PROMPT:
Starting at the line that holds "What data populates", set down each line through the end of the listing, exactly as written and with nothing added.

[Stored data entries]
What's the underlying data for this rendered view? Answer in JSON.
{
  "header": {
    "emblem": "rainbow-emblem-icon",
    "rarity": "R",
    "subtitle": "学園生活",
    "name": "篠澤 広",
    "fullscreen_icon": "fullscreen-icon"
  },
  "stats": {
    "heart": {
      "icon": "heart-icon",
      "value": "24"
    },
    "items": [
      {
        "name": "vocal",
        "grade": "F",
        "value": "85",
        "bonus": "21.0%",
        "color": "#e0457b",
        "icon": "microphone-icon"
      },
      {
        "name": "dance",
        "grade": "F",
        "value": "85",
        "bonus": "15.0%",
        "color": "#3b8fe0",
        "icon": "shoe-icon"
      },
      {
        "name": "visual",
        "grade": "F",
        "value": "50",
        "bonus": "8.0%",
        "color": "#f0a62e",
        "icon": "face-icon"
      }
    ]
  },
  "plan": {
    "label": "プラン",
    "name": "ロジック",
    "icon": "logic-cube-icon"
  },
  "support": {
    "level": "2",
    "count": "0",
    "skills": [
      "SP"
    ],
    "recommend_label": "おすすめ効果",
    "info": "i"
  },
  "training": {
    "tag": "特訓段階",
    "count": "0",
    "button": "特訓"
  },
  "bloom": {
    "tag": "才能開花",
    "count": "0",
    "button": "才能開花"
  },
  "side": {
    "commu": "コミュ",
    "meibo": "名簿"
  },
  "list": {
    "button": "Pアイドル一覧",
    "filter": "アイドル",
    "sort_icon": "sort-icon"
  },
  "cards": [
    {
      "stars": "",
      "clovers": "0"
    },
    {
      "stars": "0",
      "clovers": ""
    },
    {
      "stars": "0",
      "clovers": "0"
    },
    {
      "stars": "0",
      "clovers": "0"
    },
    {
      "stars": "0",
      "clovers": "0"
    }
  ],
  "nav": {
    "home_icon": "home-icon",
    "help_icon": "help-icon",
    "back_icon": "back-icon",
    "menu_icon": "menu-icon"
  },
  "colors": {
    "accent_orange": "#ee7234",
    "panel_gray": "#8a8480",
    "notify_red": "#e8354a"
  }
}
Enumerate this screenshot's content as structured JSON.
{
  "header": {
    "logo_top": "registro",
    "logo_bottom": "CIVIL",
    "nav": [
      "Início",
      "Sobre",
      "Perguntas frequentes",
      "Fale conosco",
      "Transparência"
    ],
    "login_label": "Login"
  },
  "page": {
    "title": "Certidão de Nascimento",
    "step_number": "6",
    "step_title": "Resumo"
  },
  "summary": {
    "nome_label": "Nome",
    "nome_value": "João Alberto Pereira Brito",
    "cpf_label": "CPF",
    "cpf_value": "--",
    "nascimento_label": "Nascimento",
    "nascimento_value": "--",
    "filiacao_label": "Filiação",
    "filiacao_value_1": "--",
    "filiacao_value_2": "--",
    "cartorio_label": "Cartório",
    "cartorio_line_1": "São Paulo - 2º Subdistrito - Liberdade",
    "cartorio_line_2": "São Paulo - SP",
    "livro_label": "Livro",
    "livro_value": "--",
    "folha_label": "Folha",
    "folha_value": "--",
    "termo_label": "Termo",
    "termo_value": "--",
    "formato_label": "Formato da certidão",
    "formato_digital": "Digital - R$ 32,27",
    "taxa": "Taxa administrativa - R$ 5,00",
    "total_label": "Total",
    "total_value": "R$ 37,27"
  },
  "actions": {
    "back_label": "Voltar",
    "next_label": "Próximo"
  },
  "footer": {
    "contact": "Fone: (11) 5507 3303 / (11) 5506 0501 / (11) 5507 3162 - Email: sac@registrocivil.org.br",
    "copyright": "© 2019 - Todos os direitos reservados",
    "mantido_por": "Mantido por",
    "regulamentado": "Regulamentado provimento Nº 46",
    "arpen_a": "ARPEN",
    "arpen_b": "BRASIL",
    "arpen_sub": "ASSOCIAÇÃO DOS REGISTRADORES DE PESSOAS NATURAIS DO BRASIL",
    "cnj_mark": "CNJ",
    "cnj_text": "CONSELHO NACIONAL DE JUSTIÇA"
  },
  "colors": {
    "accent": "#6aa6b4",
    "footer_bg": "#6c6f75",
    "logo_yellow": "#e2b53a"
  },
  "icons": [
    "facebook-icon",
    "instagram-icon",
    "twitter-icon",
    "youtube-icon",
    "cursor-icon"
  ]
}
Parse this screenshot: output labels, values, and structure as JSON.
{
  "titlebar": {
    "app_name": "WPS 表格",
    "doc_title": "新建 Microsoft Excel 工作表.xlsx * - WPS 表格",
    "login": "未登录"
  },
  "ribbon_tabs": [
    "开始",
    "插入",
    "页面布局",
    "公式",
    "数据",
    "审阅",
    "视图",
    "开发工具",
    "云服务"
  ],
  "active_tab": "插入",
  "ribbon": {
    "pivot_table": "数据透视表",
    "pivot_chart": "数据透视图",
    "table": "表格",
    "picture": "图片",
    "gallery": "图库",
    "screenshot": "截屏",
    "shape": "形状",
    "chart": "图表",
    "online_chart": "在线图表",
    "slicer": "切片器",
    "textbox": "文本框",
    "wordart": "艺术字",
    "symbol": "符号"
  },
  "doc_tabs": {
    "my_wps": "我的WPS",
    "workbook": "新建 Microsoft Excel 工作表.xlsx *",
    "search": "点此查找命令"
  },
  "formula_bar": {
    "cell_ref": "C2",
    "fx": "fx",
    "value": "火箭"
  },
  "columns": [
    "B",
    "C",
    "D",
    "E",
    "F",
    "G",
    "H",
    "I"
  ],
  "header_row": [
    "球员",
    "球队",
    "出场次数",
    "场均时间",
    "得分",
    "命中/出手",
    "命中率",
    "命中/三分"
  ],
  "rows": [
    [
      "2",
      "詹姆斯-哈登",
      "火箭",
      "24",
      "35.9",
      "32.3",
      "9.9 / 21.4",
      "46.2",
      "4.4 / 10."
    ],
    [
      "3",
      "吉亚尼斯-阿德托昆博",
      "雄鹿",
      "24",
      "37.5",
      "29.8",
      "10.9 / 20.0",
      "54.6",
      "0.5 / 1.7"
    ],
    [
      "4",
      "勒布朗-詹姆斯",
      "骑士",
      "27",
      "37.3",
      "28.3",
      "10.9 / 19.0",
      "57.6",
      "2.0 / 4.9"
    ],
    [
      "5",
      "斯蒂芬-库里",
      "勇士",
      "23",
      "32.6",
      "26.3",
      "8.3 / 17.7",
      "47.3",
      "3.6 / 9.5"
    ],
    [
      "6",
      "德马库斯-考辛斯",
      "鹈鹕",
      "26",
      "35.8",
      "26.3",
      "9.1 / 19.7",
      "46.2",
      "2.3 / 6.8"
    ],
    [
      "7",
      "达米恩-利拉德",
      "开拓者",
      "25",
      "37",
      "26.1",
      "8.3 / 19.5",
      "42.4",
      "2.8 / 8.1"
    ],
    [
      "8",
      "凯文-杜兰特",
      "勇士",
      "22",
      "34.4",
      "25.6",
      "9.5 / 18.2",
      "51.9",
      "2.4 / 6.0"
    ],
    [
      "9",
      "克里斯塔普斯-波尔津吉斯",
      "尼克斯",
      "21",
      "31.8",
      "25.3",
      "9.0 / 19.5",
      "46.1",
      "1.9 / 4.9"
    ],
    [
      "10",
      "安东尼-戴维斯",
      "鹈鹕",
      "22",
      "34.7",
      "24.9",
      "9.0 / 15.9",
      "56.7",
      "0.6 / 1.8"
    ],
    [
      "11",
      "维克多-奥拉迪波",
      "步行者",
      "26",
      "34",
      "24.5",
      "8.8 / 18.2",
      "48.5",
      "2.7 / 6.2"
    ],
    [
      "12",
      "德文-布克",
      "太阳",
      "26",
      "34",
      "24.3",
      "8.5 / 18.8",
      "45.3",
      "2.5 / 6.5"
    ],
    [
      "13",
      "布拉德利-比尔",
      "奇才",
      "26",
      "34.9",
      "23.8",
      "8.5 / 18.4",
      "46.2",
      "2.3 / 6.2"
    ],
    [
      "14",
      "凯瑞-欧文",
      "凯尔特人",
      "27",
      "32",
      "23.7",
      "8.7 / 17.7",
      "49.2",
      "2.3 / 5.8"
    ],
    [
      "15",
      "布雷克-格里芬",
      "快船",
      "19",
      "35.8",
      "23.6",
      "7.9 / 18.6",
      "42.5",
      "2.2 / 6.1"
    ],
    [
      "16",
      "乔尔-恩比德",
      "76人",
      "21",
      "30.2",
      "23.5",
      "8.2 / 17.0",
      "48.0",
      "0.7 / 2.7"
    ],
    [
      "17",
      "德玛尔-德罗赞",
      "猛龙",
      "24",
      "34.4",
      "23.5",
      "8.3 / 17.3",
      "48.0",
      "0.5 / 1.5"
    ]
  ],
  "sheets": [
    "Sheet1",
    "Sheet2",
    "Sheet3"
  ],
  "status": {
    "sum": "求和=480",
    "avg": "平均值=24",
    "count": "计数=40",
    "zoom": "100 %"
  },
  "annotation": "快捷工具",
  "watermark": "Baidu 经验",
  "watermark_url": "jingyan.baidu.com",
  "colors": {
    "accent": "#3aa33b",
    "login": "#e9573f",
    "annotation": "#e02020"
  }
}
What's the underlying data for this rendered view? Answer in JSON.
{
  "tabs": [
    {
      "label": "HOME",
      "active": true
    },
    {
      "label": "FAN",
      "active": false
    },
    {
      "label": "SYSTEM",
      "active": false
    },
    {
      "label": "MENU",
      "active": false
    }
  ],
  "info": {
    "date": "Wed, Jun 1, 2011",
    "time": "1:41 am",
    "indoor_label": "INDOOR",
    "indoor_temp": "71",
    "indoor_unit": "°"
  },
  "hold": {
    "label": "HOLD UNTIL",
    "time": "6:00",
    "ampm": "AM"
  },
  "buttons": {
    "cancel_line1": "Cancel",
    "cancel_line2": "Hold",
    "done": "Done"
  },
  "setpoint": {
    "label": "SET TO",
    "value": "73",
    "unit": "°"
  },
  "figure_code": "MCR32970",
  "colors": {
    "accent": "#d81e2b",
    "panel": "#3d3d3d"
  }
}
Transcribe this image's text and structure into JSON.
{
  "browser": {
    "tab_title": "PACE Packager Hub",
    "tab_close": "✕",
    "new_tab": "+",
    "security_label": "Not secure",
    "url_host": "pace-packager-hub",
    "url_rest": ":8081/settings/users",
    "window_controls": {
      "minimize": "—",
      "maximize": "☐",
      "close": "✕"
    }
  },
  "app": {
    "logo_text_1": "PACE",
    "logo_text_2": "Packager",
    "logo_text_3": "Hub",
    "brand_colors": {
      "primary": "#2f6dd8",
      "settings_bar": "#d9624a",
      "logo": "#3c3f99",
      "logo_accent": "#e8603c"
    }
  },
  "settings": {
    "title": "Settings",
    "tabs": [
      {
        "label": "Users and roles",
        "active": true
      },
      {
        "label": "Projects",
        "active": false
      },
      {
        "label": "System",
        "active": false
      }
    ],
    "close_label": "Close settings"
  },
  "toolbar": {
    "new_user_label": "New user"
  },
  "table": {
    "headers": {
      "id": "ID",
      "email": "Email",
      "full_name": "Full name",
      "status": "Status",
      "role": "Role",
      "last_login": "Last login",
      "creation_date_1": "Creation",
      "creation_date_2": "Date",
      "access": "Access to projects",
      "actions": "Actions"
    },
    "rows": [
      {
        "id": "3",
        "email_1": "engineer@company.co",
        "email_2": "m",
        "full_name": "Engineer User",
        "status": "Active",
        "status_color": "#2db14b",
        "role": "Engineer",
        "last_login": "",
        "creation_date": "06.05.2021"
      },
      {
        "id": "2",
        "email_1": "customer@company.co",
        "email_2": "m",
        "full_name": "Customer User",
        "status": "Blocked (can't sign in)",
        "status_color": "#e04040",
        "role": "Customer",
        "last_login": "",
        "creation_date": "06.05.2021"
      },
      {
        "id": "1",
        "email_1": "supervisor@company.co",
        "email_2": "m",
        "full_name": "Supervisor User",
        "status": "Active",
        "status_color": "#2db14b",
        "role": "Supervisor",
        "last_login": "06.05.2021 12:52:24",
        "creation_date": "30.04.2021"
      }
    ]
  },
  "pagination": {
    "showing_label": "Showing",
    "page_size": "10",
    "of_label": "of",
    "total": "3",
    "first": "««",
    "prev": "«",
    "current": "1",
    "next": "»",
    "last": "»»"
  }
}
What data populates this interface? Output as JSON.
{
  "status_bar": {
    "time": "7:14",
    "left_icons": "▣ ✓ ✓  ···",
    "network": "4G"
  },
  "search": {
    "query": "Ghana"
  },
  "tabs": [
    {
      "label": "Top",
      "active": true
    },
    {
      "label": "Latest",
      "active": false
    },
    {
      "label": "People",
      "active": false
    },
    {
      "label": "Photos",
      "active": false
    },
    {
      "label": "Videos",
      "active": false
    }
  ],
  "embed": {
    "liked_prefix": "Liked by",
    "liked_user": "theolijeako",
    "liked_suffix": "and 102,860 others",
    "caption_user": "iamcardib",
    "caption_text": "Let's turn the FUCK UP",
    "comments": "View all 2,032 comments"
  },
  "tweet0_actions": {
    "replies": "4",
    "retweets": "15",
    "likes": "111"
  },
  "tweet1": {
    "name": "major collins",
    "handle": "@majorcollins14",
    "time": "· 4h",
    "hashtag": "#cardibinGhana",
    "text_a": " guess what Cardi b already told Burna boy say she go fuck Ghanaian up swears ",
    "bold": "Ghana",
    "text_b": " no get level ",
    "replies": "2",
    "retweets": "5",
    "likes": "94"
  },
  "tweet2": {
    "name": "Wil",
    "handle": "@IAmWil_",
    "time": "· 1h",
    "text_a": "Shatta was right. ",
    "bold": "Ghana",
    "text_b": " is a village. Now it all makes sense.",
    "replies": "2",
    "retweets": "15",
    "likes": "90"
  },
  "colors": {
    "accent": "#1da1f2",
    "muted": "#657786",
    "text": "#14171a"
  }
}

OUTPUT FOR THIS TASK:
What data populates this interface? Output as JSON.
{
  "status_bar": {
    "time": "7:14",
    "left_icons": "▣ ✓ ✓  ···",
    "network": "4G"
  },
  "search": {
    "query": "Ghana"
  },
  "tabs": [
    {
      "label": "Top",
      "active": true
    },
    {
      "label": "Latest",
      "active": false
    },
    {
      "label": "People",
      "active": false
    },
    {
      "label": "Photos",
      "active": false
    },
    {
      "label": "Videos",
      "active": false
    }
  ],
  "embed": {
    "liked_prefix": "Liked by",
    "liked_user": "theolijeako",
    "liked_suffix": "and 102,860 others",
    "caption_user": "iamcardib",
    "caption_text": "Let's turn the FUCK UP",
    "comments": "View all 2,032 comments"
  },
  "tweet0_actions": {
    "replies": "4",
    "retweets": "15",
    "likes": "111"
  },
  "tweet1": {
    "name": "major collins",
    "handle": "@majorcollins14",
    "time": "· 4h",
    "hashtag": "#cardibinGhana",
    "text_a": " guess what Cardi b already told Burna boy say she go fuck Ghanaian up swears ",
    "bold": "Ghana",
    "text_b": " no get level ",
    "replies": "2",
    "retweets": "5",
    "likes": "94"
  },
  "tweet2": {
    "name": "Wil",
    "handle": "@IAmWil_",
    "time": "· 1h",
    "text_a": "Shatta was right. ",
    "bold": "Ghana",
    "text_b": " is a village. Now it all makes sense.",
    "replies": "2",
    "retweets": "15",
    "likes": "90"
  },
  "colors": {
    "accent": "#1da1f2",
    "muted": "#657786",
    "text": "#14171a"
  }
}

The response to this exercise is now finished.